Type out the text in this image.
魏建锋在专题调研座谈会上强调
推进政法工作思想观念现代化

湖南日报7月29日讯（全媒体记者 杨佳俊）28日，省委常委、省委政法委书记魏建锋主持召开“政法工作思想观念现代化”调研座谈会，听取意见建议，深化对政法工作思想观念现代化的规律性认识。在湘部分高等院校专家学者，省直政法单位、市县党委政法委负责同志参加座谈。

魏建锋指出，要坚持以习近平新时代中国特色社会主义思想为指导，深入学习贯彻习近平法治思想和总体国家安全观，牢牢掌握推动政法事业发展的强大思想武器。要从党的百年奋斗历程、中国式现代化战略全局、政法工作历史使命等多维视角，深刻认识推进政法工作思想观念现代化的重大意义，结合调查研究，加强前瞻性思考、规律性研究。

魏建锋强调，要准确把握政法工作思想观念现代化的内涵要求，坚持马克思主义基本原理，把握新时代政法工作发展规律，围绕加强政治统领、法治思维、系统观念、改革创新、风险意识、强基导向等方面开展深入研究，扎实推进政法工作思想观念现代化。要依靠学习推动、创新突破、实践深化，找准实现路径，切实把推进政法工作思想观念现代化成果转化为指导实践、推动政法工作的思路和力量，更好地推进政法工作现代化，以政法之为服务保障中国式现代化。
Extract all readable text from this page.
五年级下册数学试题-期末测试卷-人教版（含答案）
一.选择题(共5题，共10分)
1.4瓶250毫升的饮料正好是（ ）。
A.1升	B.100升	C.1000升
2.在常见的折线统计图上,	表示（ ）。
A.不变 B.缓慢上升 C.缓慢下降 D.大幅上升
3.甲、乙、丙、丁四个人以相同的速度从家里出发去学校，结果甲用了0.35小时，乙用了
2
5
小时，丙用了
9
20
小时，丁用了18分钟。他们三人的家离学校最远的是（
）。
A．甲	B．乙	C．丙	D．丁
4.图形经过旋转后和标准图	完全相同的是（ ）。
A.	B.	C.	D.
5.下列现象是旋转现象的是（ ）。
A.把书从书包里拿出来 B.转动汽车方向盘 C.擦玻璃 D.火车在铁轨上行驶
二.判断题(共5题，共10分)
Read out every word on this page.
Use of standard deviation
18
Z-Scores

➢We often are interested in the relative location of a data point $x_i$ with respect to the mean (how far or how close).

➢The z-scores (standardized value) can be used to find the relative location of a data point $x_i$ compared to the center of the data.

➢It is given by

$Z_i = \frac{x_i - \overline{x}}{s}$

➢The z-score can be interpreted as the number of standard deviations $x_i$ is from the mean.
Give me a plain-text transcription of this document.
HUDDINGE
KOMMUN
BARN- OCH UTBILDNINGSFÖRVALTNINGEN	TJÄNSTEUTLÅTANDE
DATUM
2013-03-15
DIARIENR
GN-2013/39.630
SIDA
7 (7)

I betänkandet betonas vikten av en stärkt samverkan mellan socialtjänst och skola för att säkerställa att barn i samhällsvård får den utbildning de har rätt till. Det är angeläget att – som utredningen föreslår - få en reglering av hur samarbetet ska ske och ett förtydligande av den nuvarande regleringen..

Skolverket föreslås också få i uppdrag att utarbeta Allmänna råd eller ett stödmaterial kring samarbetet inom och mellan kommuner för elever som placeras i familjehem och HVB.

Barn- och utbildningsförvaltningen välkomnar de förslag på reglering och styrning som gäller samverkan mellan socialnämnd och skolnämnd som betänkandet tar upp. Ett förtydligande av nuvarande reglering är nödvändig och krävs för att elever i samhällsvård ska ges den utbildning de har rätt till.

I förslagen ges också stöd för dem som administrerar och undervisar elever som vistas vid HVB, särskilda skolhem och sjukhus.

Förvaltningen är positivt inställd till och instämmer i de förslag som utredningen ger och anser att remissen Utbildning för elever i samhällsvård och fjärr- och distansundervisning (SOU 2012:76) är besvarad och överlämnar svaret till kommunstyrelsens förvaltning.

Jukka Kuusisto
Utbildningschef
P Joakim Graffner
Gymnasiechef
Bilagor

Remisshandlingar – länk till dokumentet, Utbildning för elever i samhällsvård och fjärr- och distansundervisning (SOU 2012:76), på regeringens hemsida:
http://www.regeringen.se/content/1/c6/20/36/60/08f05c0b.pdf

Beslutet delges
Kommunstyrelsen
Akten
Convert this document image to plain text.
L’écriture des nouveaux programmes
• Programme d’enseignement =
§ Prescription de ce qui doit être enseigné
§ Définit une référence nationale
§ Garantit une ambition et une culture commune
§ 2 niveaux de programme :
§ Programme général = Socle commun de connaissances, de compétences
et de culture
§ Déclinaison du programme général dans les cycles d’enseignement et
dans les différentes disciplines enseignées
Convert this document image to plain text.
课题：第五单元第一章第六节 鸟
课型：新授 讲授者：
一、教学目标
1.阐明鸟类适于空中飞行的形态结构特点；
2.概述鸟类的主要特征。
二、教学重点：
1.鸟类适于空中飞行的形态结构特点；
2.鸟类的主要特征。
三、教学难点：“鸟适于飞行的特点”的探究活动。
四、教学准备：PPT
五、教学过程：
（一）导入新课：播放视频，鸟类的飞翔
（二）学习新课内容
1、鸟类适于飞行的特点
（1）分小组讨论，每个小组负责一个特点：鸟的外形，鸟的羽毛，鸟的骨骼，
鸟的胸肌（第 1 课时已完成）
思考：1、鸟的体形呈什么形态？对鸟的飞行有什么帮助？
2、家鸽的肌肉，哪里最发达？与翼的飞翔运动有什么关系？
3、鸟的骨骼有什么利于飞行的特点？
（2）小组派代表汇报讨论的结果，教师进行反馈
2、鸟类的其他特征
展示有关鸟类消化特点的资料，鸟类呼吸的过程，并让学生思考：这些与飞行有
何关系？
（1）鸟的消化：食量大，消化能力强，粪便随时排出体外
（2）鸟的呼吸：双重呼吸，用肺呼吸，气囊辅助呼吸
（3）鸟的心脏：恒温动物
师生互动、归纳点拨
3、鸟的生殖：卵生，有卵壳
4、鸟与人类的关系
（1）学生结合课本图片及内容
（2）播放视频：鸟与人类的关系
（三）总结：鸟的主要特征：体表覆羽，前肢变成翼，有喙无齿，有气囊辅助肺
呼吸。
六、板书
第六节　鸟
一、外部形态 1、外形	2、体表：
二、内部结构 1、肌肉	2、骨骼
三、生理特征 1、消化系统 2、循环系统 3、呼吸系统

----------

• _Your goal_:
Read through the data and copy every line where "till" shows up.

• _Finished answer_:
I betänkandet betonas vikten av en stärkt samverkan mellan socialtjänst och skola för att säkerställa att barn i samhällsvård får den utbildning de har rätt till. Det är angeläget att – som utredningen föreslår - få en reglering av hur samarbetet ska ske och ett förtydligande av den nuvarande regleringen..
Barn- och utbildningsförvaltningen välkomnar de förslag på reglering och styrning som gäller samverkan mellan socialnämnd och skolnämnd som betänkandet tar upp. Ett förtydligande av nuvarande reglering är nödvändig och krävs för att elever i samhällsvård ska ges den utbildning de har rätt till.
Förvaltningen är positivt inställd till och instämmer i de förslag som utredningen ger och anser att remissen Utbildning för elever i samhällsvård och fjärr- och distansundervisning (SOU 2012:76) är besvarad och överlämnar svaret till kommunstyrelsens förvaltning.
Remisshandlingar – länk till dokumentet, Utbildning för elever i samhällsvård och fjärr- och distansundervisning (SOU 2012:76), på regeringens hemsida:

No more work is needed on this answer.